<<<<

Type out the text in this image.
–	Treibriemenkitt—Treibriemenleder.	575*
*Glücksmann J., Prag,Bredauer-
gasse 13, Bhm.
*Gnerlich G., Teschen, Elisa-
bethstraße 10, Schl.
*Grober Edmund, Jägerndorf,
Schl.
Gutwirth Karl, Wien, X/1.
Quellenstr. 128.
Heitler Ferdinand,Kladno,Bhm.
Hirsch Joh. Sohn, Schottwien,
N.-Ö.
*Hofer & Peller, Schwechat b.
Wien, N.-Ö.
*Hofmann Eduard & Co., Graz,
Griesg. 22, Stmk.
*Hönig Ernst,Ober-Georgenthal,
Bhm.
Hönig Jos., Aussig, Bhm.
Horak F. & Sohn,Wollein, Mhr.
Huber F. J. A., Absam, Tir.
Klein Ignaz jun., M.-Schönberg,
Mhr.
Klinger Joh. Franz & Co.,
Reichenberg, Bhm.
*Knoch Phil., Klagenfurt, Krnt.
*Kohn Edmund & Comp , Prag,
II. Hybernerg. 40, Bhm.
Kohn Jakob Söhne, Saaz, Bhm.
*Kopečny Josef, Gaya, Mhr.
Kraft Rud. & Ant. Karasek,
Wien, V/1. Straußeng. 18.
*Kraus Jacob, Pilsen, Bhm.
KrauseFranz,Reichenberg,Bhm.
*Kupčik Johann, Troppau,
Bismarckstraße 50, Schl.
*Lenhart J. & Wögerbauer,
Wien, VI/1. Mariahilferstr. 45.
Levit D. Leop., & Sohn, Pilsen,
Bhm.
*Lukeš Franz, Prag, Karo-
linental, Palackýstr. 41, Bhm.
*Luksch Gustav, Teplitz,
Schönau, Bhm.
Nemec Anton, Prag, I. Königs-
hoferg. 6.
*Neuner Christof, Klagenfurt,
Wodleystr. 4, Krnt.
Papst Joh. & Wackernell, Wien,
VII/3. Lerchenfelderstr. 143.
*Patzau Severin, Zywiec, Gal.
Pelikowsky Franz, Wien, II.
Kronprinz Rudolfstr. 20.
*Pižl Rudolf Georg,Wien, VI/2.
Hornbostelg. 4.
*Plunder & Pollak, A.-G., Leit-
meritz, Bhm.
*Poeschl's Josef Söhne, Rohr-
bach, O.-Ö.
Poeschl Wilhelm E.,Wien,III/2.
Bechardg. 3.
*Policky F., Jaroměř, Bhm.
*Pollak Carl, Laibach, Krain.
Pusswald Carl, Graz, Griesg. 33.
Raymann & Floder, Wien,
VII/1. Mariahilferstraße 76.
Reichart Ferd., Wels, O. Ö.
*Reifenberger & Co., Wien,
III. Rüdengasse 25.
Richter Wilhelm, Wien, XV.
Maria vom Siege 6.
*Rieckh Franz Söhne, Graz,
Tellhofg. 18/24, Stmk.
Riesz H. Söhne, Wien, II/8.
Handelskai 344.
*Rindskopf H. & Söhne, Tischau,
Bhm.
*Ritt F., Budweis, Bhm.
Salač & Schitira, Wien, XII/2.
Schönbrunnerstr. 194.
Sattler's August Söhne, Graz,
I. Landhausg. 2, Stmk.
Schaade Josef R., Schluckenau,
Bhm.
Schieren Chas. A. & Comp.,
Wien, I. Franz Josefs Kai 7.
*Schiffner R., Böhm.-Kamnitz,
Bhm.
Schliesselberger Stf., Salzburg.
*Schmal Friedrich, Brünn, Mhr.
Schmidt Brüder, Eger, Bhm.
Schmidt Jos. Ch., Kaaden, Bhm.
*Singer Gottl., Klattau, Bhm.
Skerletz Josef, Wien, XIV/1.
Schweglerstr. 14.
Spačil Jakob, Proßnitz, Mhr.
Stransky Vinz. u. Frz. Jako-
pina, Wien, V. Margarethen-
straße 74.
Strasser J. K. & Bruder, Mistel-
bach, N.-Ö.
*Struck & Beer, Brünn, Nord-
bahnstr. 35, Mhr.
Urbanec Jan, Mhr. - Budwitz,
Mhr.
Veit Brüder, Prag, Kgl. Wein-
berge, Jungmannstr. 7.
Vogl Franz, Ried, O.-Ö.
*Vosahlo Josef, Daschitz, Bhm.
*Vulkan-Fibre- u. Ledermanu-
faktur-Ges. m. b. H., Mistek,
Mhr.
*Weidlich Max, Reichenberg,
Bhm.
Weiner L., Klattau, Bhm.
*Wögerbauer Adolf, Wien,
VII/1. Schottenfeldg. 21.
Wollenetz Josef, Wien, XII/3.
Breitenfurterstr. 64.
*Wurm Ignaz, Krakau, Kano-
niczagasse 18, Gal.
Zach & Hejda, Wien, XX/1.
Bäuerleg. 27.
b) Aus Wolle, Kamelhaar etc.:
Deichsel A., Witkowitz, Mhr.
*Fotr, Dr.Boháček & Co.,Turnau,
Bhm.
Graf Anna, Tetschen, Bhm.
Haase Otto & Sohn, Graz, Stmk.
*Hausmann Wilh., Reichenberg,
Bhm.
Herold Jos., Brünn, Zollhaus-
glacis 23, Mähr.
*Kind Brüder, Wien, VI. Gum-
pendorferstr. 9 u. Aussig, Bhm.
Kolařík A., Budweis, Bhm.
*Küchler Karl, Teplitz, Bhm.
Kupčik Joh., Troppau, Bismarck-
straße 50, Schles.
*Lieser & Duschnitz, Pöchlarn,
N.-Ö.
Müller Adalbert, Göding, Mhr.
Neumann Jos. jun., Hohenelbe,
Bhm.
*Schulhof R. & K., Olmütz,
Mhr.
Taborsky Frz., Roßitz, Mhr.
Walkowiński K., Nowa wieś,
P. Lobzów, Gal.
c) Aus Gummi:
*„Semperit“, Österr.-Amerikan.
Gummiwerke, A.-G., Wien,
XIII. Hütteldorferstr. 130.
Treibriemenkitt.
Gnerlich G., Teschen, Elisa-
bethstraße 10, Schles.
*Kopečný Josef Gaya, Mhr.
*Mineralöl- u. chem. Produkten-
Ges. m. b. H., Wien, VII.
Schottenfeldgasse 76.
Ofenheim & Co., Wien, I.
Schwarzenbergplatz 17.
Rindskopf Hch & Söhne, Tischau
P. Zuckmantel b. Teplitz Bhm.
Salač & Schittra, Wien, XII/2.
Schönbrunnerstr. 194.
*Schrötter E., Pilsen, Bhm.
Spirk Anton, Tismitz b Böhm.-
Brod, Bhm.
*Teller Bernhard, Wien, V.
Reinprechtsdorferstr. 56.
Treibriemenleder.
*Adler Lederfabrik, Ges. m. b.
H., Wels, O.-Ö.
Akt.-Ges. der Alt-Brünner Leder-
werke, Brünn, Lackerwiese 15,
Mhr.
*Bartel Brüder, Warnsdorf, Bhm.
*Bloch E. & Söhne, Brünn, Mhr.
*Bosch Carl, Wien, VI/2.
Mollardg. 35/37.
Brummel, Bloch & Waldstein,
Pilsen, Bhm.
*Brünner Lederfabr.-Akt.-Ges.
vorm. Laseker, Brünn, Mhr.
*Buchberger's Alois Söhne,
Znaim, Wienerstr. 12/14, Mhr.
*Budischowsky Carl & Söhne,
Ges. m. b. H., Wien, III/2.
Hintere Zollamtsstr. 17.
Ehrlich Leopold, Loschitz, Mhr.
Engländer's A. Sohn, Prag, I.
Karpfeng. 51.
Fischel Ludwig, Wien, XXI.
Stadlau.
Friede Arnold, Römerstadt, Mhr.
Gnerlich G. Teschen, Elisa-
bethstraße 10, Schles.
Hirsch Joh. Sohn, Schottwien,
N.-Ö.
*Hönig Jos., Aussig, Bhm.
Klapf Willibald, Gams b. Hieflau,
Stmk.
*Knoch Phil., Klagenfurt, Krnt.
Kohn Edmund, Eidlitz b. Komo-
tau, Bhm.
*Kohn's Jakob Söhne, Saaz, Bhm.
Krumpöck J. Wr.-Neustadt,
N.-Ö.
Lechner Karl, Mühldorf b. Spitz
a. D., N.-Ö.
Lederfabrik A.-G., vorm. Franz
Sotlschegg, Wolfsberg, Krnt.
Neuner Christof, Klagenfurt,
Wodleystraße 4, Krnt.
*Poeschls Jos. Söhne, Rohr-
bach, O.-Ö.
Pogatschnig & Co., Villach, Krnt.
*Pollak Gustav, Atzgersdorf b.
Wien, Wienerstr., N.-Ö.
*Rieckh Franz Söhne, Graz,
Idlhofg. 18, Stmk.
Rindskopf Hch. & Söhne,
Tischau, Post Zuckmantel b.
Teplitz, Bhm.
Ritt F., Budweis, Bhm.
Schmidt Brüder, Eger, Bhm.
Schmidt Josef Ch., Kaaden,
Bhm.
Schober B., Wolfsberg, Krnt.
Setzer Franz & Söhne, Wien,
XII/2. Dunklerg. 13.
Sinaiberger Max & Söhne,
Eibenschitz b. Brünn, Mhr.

>>>>

DESCRIPTION OF THE TASK →
Among the entries above, identify all lines with "Hönig" and copy them.

FULL OUTPUT →
*Hönig Ernst,Ober-Georgenthal,
Hönig Jos., Aussig, Bhm.
*Hönig Jos., Aussig, Bhm.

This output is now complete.